Collect each line containing "college".

━━━━━━━━━━━━━━━━━━━━━━━━━━━━━━

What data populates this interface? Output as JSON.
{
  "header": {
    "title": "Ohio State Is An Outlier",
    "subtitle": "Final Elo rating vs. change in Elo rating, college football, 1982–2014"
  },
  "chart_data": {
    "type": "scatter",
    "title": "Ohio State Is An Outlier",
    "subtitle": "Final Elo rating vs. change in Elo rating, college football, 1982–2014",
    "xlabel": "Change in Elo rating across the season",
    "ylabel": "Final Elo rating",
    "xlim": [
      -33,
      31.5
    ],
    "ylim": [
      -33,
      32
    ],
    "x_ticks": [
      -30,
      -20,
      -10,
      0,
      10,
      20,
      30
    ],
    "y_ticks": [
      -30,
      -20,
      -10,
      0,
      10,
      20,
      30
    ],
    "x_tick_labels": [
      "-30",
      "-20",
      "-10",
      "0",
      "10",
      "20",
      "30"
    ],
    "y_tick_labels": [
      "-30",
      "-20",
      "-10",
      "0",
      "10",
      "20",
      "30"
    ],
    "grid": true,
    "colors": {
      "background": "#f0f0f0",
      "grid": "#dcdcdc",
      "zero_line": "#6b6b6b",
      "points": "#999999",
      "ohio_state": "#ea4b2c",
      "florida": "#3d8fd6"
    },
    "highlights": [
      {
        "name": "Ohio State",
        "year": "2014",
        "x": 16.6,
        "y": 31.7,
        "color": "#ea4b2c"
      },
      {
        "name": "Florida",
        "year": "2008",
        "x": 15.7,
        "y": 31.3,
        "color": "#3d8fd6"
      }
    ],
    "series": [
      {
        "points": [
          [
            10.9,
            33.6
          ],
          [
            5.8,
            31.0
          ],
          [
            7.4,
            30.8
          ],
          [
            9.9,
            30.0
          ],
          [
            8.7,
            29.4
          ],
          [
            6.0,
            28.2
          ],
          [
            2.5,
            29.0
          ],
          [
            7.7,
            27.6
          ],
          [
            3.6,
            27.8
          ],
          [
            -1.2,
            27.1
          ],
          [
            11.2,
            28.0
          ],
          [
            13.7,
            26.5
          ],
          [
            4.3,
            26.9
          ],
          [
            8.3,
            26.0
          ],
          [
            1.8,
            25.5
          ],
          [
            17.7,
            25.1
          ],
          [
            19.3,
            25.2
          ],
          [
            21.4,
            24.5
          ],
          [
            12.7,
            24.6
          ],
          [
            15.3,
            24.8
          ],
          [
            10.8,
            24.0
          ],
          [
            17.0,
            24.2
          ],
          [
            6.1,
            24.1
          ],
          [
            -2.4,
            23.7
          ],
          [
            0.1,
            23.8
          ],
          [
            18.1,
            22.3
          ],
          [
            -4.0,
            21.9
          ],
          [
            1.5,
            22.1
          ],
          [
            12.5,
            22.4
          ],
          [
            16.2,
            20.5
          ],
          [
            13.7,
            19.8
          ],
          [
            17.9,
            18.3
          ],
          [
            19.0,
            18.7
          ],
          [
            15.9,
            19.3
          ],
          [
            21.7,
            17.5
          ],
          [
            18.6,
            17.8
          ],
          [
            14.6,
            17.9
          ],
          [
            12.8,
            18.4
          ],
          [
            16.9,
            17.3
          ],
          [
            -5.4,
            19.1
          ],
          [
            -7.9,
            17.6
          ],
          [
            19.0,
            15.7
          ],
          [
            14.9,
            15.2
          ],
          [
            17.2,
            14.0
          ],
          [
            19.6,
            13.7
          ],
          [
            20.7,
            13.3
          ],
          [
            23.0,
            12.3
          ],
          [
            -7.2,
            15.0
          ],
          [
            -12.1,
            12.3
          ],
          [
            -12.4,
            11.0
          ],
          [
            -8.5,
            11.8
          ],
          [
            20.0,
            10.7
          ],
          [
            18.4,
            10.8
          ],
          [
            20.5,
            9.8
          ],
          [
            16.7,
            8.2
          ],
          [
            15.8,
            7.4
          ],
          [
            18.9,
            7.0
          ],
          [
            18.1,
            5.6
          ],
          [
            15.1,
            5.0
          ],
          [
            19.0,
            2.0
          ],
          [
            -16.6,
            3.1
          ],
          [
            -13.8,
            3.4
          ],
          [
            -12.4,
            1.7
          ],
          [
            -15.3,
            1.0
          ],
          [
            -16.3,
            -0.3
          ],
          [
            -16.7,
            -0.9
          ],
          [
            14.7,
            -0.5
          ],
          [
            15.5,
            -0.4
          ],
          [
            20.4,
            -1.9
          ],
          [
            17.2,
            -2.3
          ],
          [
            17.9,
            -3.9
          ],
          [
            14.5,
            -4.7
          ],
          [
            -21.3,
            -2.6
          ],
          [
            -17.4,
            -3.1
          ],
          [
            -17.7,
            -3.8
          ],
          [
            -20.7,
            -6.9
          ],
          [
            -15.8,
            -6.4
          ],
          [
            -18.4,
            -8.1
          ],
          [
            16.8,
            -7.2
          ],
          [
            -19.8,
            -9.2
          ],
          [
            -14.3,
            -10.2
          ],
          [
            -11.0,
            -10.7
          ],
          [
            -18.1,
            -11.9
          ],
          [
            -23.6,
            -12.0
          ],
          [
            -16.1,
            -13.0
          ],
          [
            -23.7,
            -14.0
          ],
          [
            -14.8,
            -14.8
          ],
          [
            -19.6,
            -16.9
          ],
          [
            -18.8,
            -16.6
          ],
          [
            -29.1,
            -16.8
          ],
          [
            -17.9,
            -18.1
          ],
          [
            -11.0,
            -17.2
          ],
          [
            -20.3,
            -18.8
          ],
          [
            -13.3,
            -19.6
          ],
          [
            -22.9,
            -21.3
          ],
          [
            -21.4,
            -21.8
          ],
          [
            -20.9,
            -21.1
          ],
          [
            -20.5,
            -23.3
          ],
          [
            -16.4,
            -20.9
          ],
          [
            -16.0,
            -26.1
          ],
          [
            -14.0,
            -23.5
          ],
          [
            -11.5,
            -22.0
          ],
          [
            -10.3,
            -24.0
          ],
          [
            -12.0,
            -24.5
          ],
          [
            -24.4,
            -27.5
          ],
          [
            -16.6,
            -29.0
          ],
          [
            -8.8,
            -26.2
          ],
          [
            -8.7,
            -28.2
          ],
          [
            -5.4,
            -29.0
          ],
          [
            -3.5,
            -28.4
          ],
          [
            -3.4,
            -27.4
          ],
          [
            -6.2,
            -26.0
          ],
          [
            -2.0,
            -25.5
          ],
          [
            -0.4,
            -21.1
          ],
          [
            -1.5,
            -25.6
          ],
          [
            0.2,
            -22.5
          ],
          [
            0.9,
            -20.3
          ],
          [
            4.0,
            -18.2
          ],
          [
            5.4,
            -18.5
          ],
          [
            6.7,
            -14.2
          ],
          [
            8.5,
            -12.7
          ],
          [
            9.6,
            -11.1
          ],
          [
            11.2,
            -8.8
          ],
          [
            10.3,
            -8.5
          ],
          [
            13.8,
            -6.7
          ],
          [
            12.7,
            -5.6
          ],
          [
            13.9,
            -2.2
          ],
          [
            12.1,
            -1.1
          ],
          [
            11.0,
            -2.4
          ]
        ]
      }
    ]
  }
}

━━━━━━━━━━━━━━━━━━━━━━━━━━━━━━

Exercise response =
    "subtitle": "Final Elo rating vs. change in Elo rating, college football, 1982–2014"
    "subtitle": "Final Elo rating vs. change in Elo rating, college football, 1982–2014",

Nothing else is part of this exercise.